* What you are asked to do:
Read the lines that follow and pick out every one containing the word "Registry".

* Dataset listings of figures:
╔══
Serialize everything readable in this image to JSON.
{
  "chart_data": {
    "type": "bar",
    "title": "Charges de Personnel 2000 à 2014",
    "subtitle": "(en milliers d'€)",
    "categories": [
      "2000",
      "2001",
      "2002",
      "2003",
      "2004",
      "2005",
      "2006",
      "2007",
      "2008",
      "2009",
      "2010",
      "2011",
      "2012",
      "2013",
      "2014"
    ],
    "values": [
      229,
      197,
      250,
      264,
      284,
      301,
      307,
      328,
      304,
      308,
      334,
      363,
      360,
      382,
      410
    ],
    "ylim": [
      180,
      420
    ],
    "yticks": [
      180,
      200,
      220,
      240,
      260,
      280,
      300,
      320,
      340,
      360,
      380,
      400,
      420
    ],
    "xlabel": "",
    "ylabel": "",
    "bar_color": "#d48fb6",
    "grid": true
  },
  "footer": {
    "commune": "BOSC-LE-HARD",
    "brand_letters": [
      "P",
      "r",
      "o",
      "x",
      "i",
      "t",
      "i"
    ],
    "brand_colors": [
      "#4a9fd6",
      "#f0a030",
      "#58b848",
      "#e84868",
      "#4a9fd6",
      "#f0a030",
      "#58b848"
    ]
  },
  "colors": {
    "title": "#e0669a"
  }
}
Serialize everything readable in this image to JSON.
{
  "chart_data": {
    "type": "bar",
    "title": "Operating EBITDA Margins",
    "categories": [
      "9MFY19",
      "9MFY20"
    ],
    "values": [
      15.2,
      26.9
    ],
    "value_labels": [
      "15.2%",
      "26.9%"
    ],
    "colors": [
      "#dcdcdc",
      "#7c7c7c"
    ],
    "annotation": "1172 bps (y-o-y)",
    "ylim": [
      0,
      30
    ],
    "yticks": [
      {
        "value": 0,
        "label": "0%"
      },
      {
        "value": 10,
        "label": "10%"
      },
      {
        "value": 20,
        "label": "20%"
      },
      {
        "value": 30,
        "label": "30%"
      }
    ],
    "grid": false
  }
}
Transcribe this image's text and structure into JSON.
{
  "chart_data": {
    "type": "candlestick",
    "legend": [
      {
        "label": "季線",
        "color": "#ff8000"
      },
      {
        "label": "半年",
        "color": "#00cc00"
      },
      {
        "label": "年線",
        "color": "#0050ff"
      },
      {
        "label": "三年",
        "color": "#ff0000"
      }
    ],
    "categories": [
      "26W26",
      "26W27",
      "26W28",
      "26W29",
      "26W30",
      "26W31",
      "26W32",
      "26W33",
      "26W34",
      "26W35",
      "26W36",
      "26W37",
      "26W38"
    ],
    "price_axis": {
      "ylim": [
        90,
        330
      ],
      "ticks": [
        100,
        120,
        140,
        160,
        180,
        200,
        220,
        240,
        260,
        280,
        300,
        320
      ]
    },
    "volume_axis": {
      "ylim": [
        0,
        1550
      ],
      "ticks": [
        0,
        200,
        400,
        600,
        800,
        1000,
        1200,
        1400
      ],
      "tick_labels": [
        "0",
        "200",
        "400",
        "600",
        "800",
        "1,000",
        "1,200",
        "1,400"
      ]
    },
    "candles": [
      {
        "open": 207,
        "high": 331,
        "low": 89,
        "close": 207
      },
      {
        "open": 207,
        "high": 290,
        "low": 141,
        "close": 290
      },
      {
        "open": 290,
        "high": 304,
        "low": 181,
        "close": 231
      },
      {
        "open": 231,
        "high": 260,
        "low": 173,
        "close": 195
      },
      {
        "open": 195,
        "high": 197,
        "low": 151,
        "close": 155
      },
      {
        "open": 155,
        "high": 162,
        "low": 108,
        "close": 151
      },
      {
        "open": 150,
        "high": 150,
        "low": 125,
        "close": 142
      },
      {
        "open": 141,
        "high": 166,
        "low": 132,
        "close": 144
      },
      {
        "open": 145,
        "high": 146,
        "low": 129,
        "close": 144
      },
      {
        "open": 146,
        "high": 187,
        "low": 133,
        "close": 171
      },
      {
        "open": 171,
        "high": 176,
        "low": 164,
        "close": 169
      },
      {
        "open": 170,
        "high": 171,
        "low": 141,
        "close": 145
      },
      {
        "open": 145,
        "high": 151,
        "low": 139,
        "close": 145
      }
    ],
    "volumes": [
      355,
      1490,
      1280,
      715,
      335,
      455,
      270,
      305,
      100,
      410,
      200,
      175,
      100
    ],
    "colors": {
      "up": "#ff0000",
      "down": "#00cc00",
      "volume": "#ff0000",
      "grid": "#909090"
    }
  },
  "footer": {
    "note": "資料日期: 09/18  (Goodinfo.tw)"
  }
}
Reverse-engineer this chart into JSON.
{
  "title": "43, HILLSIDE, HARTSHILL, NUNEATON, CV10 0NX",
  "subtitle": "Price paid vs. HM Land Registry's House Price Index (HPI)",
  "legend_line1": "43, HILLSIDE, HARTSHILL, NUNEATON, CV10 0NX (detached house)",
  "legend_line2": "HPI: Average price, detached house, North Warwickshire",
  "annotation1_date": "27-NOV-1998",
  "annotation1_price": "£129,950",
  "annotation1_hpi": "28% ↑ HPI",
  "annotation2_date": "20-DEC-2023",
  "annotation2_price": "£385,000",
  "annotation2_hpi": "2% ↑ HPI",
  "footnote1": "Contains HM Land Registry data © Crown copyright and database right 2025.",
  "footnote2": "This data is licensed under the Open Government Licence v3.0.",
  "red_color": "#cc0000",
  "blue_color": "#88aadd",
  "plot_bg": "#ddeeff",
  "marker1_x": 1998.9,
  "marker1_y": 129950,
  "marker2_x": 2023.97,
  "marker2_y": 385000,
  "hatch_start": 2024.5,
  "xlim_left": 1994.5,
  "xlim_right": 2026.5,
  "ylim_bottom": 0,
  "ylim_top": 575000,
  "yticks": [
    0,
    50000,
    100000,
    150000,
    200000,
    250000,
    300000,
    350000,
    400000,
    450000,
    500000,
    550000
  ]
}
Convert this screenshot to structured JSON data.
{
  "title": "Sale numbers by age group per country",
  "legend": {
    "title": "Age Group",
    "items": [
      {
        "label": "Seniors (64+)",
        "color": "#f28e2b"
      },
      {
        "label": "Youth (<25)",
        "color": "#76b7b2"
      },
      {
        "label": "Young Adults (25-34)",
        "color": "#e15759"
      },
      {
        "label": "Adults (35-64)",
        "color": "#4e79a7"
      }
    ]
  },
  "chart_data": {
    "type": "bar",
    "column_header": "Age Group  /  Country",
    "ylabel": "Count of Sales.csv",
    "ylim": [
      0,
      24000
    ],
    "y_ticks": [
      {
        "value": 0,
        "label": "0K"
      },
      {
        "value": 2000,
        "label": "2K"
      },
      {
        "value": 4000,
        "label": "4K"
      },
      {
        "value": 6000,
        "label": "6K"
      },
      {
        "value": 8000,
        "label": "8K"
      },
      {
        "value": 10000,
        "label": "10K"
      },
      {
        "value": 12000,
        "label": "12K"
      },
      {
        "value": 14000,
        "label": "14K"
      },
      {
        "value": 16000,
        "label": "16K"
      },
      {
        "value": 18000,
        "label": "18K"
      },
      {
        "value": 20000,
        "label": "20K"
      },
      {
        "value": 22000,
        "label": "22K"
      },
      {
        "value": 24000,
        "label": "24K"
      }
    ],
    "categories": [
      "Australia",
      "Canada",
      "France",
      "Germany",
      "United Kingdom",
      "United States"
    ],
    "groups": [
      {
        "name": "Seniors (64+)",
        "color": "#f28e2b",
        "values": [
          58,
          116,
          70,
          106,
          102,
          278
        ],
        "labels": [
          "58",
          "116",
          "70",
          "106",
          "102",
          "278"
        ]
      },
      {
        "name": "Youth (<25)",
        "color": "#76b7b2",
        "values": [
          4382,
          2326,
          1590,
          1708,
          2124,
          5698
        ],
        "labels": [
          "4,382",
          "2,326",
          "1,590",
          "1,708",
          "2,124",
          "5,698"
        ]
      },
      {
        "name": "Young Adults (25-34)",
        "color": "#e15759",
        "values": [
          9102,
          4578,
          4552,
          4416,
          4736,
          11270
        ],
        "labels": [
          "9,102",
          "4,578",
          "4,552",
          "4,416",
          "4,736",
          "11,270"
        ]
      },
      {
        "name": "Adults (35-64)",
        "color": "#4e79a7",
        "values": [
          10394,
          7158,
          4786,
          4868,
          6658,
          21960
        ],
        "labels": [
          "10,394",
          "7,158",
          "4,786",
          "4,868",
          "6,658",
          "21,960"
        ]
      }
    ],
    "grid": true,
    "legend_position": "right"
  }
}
╚══
* Answer to the problem:
  "subtitle": "Price paid vs. HM Land Registry's House Price Index (HPI)",
  "footnote1": "Contains HM Land Registry data © Crown copyright and database right 2025.",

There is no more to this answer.